Records follow. Pull out every line that contains "立柱外形尺寸".
*** Data for processing
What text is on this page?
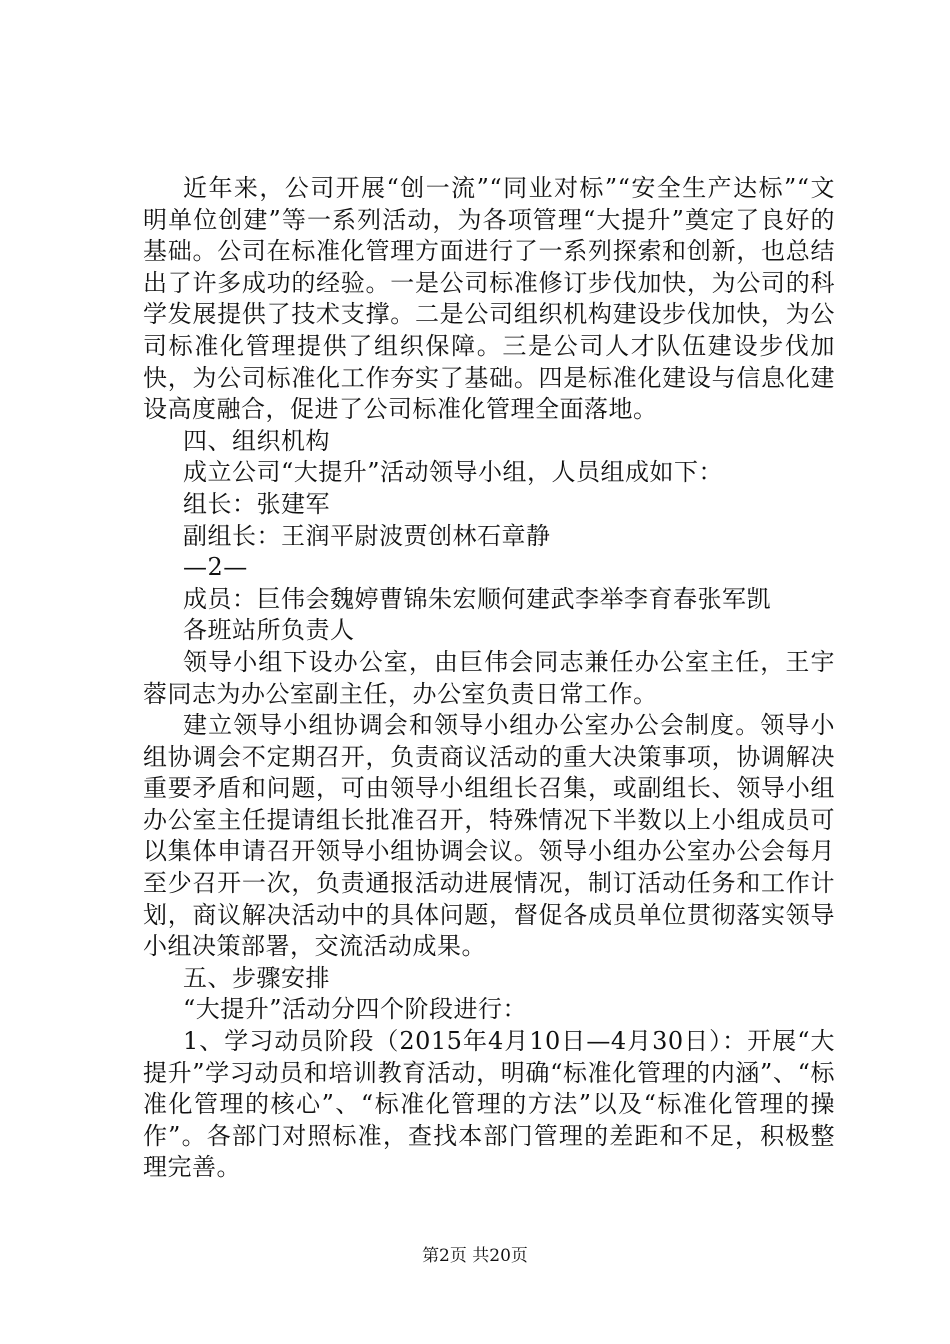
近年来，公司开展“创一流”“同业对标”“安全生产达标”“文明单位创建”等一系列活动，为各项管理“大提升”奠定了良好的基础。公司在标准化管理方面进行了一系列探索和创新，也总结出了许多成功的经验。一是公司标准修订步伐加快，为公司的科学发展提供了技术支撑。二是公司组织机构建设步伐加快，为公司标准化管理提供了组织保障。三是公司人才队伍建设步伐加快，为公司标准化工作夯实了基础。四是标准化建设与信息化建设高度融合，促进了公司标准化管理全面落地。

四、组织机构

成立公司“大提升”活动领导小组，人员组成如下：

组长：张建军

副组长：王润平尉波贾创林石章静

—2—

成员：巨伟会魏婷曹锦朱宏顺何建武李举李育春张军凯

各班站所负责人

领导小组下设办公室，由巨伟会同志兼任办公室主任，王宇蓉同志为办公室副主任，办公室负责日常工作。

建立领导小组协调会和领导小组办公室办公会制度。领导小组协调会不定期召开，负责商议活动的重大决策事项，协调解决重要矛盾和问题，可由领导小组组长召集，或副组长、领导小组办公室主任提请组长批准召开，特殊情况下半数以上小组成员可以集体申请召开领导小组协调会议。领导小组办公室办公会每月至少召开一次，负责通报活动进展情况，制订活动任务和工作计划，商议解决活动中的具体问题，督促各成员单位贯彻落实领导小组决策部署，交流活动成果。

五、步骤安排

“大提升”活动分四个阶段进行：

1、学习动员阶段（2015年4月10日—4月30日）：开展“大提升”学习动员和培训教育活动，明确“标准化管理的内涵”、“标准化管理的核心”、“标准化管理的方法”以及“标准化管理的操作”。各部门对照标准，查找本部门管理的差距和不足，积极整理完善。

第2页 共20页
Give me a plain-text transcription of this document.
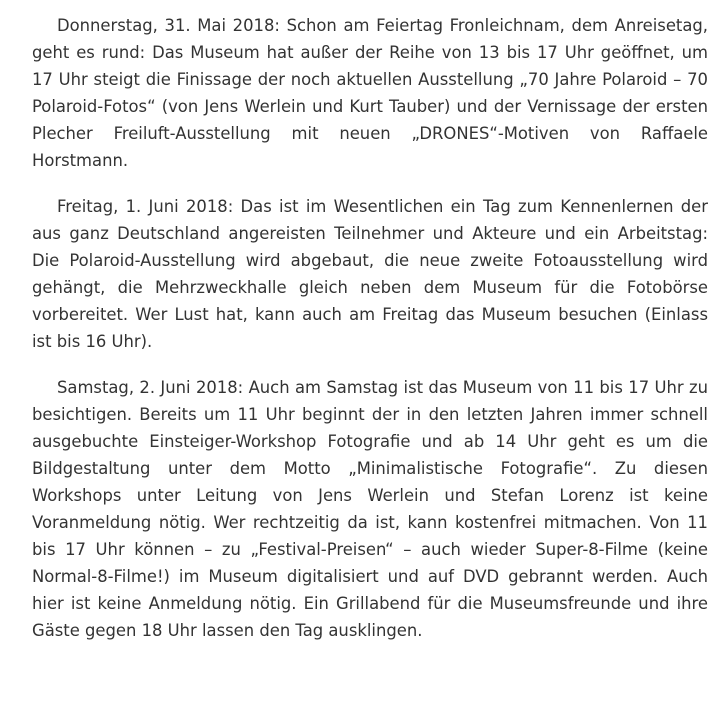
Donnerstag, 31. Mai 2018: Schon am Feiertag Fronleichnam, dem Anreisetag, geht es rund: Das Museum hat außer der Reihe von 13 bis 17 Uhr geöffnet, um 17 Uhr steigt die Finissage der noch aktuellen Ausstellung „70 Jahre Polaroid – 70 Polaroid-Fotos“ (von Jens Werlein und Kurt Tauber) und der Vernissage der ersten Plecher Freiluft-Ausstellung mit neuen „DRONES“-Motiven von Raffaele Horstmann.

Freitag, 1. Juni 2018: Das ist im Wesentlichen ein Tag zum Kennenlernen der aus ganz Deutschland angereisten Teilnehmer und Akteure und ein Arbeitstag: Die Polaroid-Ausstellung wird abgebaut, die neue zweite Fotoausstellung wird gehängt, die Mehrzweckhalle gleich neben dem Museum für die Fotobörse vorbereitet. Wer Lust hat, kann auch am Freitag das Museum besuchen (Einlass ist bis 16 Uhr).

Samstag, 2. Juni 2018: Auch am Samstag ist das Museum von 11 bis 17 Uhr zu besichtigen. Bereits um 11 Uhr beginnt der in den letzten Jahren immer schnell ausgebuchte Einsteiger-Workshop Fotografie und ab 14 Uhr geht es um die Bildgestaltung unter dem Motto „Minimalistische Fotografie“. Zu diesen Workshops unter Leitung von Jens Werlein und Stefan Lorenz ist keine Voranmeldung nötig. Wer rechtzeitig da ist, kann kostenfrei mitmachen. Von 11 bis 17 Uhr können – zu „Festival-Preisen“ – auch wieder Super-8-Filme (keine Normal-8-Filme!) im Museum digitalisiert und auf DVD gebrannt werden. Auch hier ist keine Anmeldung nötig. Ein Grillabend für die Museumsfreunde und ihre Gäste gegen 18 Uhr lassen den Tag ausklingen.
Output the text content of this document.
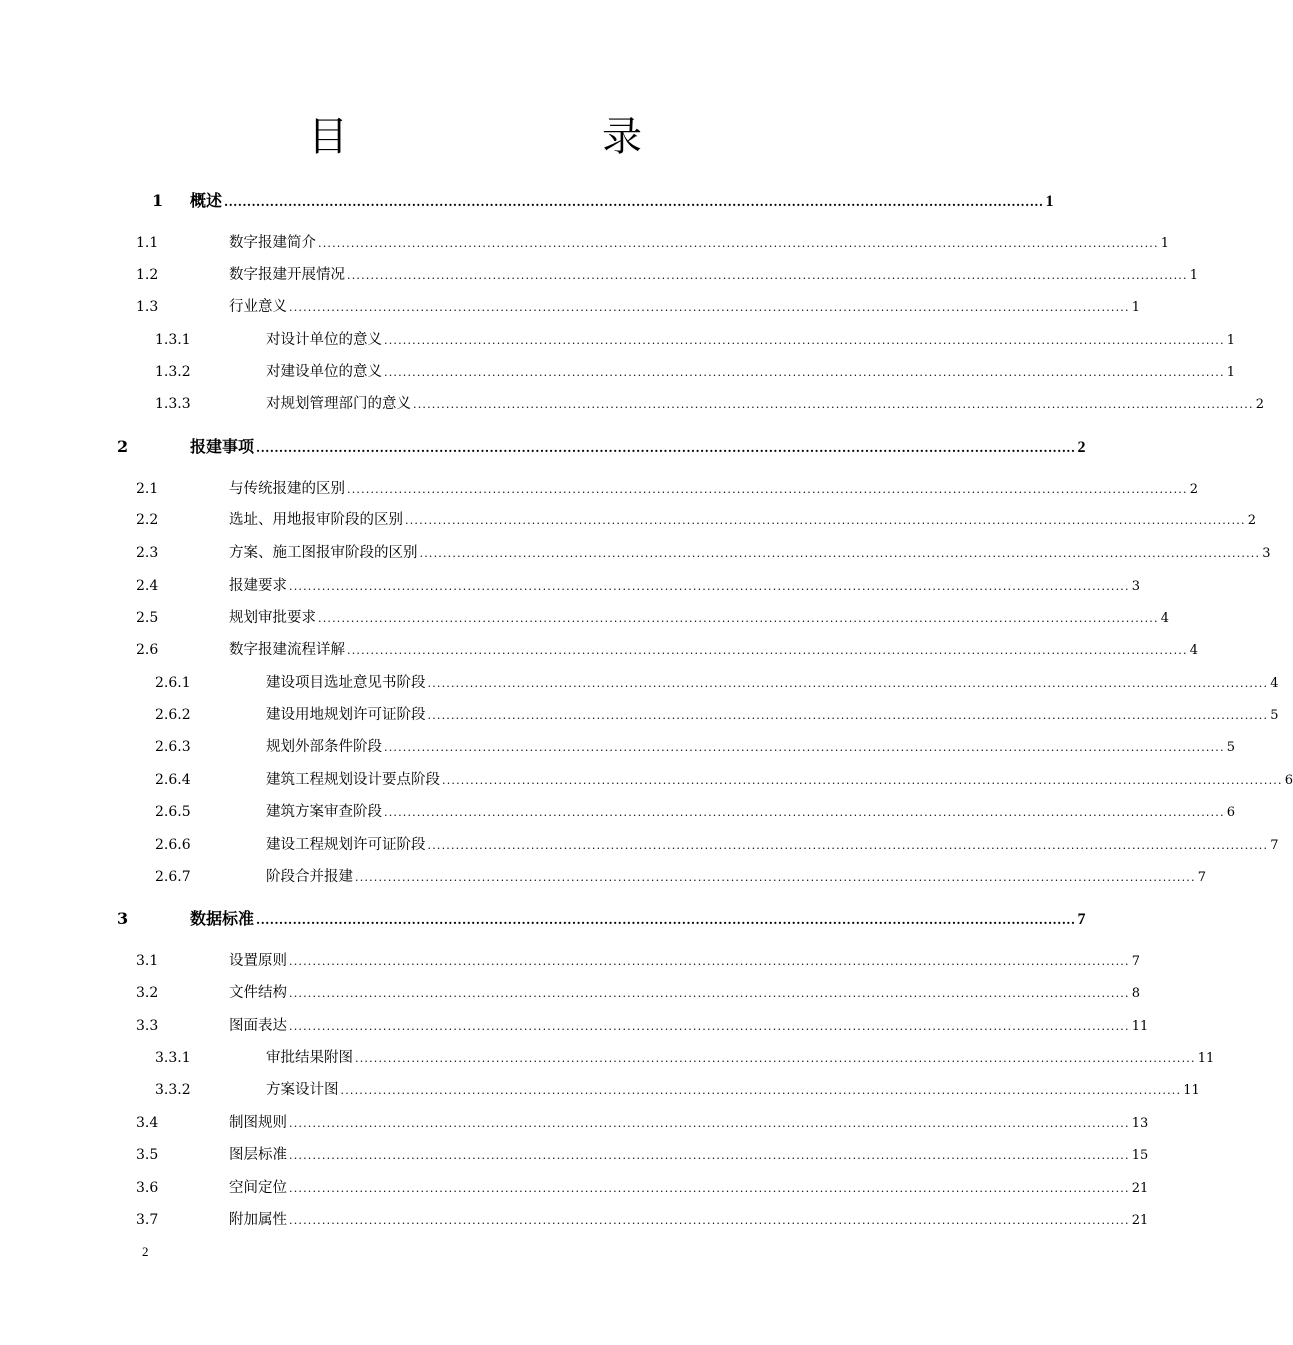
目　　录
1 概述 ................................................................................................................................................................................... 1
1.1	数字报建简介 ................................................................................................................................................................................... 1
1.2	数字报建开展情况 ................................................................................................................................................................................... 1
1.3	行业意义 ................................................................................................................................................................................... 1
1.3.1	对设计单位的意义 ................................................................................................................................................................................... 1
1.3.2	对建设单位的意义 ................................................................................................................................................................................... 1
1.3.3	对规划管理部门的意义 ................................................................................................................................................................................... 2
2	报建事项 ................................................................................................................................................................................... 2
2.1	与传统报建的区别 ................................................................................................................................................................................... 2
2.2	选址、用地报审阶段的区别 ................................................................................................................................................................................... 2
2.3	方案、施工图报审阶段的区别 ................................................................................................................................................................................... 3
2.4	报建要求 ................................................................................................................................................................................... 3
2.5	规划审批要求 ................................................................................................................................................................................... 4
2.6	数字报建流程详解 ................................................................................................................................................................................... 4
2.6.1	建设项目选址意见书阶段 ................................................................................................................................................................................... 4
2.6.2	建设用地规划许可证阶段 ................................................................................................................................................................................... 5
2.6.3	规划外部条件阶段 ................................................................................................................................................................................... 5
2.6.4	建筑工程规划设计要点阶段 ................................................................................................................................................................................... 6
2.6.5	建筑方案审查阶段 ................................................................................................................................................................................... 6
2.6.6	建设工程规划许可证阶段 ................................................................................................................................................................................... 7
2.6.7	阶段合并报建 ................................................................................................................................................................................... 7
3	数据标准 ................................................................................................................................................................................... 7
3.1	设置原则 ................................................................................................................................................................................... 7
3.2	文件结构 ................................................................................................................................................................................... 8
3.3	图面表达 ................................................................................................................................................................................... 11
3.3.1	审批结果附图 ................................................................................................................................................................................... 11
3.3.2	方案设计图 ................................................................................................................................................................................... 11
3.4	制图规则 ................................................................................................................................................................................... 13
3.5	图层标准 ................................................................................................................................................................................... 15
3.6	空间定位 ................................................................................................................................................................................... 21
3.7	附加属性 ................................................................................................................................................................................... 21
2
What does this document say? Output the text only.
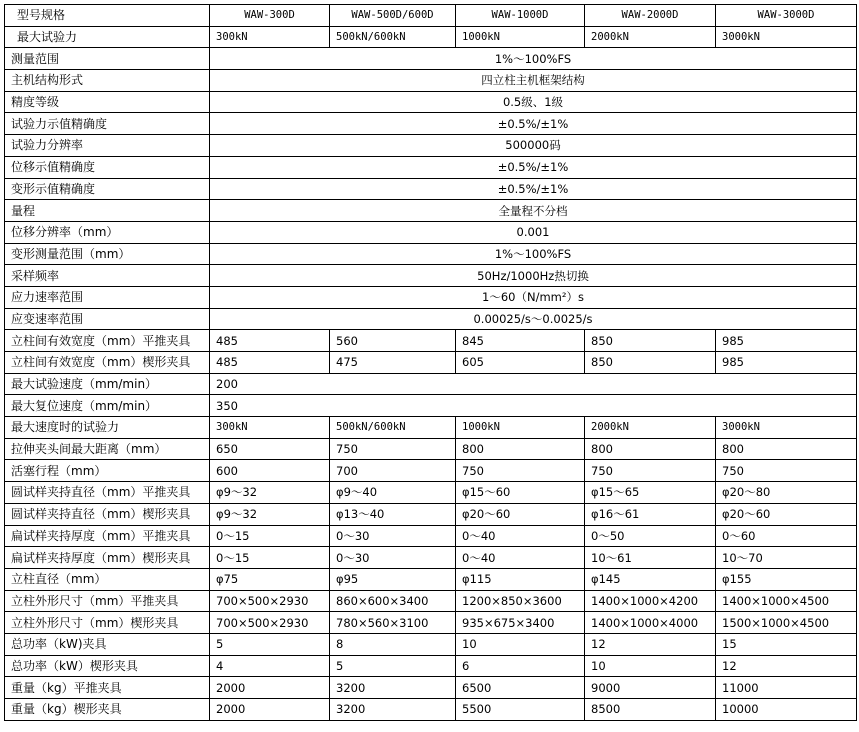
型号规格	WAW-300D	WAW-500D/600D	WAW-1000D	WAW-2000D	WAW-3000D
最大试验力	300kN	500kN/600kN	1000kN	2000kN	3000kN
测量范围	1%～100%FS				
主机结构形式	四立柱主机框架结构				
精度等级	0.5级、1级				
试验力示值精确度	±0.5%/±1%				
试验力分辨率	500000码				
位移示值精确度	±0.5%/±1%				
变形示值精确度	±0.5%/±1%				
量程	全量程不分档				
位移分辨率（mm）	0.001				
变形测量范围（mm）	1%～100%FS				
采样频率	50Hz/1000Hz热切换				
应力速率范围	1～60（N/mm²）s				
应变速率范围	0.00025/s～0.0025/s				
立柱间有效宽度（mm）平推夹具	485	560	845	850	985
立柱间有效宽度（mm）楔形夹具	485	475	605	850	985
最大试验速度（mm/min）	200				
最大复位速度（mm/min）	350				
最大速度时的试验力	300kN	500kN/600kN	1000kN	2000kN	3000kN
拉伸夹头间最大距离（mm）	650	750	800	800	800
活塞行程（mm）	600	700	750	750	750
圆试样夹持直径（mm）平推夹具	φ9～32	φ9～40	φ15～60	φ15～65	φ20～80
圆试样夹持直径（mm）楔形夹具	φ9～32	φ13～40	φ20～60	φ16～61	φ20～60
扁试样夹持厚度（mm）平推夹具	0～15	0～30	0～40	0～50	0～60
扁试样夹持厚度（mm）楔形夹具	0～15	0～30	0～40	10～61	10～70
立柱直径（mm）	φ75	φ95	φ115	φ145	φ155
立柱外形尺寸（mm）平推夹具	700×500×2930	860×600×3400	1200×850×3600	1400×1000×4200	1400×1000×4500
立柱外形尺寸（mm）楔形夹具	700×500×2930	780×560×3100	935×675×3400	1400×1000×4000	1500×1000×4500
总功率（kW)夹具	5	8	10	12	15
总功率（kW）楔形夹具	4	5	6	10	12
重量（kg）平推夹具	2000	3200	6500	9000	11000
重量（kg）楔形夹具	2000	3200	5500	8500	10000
******
▶ _Answer_:
立柱外形尺寸（mm）平推夹具	700×500×2930	860×600×3400	1200×850×3600	1400×1000×4200	1400×1000×4500
立柱外形尺寸（mm）楔形夹具	700×500×2930	780×560×3100	935×675×3400	1400×1000×4000	1500×1000×4500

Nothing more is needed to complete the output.